INSTRUCTION: Among the entries below, find the lines with "this" and copy them.

DATA SUPPLIED:
--------

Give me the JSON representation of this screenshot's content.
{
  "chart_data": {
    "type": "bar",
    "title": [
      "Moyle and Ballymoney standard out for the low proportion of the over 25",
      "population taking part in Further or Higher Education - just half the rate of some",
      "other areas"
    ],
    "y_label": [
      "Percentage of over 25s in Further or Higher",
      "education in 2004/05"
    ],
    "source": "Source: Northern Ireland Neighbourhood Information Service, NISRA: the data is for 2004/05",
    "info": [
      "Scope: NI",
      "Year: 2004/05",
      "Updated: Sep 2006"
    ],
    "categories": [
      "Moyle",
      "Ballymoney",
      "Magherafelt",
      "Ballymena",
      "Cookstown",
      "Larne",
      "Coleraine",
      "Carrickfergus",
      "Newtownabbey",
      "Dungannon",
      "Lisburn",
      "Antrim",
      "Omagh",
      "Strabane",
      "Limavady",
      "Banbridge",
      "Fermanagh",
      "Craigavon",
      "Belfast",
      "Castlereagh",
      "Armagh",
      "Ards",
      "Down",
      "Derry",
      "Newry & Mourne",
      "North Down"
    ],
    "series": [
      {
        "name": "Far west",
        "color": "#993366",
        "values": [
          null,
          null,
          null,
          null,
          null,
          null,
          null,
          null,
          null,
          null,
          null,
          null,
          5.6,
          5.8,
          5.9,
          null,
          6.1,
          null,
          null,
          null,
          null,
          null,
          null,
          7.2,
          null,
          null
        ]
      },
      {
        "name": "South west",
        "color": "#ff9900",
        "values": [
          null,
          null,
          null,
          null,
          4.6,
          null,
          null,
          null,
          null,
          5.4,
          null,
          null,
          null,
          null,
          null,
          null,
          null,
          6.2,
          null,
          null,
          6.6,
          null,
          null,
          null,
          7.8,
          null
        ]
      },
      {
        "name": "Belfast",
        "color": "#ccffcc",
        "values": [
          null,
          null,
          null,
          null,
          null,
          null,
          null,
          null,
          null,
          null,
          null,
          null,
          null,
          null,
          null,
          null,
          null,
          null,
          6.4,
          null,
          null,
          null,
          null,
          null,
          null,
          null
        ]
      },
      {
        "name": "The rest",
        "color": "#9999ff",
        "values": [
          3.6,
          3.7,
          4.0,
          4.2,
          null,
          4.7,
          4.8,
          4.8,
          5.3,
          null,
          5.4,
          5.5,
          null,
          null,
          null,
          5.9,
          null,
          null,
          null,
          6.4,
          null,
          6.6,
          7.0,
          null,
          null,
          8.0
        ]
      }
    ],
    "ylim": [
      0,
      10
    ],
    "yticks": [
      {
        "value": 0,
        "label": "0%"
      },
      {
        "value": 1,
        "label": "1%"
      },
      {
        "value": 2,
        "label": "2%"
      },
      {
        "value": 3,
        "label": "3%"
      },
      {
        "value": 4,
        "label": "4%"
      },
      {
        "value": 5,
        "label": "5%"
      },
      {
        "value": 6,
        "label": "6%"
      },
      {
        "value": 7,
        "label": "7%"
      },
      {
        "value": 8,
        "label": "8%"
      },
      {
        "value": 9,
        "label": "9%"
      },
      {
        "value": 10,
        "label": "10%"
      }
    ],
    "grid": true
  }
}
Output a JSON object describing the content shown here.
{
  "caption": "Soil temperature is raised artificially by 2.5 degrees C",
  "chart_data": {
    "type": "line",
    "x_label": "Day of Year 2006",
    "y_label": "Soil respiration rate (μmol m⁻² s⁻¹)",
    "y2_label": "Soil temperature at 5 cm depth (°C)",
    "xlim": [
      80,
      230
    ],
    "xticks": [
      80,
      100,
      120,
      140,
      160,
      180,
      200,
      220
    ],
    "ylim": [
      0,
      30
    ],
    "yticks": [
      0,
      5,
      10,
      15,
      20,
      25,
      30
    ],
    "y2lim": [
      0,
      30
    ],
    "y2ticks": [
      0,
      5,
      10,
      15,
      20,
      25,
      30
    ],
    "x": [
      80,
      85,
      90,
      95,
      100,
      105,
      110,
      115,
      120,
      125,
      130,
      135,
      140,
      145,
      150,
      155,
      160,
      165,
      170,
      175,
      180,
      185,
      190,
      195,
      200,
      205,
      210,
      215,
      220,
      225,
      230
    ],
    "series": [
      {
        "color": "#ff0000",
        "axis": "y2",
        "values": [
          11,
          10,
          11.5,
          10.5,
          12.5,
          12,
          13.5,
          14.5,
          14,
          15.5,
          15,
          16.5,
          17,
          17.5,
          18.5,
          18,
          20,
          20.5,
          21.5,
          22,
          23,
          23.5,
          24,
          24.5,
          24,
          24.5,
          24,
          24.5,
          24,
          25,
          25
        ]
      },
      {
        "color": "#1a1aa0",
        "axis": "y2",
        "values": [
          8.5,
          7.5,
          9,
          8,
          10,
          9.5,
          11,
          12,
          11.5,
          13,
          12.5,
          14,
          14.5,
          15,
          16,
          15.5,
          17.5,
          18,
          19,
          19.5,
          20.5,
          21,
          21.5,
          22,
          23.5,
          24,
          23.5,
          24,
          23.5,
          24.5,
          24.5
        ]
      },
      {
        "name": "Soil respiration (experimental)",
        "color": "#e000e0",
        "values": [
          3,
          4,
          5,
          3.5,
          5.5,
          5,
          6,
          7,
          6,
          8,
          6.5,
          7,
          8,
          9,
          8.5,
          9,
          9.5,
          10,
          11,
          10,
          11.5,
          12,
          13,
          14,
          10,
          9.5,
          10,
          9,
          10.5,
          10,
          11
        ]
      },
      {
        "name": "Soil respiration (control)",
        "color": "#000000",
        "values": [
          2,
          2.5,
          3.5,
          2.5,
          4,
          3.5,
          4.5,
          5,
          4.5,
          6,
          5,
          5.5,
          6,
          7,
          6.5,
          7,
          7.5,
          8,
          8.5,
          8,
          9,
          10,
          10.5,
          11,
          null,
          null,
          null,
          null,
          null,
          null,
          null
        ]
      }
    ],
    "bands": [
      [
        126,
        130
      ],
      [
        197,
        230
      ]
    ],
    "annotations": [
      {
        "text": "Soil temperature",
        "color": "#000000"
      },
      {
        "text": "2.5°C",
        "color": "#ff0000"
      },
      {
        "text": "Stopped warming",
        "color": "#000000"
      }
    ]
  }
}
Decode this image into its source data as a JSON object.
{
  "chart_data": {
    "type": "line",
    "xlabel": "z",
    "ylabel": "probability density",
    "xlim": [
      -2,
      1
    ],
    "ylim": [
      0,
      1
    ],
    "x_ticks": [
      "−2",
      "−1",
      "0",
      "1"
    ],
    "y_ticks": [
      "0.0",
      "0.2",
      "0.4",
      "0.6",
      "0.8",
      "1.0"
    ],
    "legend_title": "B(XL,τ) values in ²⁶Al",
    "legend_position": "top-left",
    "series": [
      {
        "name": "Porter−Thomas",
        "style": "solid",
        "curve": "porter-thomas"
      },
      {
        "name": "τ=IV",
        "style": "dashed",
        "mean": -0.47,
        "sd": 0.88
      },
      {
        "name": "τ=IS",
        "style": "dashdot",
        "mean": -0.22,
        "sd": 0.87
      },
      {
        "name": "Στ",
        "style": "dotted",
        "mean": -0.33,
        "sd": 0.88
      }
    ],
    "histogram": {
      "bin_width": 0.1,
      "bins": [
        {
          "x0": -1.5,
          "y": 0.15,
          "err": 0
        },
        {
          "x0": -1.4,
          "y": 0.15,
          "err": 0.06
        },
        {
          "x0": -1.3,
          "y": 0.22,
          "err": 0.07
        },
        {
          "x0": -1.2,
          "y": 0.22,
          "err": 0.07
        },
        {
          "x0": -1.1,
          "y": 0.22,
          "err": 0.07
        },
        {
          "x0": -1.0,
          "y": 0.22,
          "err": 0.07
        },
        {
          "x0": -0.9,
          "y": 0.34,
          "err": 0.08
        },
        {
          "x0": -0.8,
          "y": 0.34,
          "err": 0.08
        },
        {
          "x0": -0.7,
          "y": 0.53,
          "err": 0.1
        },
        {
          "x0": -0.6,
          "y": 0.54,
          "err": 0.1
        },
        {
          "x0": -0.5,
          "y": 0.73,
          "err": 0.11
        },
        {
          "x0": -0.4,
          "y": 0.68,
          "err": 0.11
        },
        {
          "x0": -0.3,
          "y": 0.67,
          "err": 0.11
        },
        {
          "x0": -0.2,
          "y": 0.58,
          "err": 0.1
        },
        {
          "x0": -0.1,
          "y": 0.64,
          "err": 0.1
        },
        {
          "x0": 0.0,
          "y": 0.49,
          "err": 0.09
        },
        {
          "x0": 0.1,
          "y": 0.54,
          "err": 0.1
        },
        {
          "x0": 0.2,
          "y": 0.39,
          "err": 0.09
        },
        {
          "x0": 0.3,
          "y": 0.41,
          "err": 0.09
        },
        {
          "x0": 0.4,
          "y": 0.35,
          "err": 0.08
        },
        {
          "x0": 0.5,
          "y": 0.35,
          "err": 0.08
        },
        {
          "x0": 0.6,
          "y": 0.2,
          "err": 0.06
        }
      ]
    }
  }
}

--------

ANSWER BELOW:
Give me the JSON representation of this screenshot's content.
Decode this image into its source data as a JSON object.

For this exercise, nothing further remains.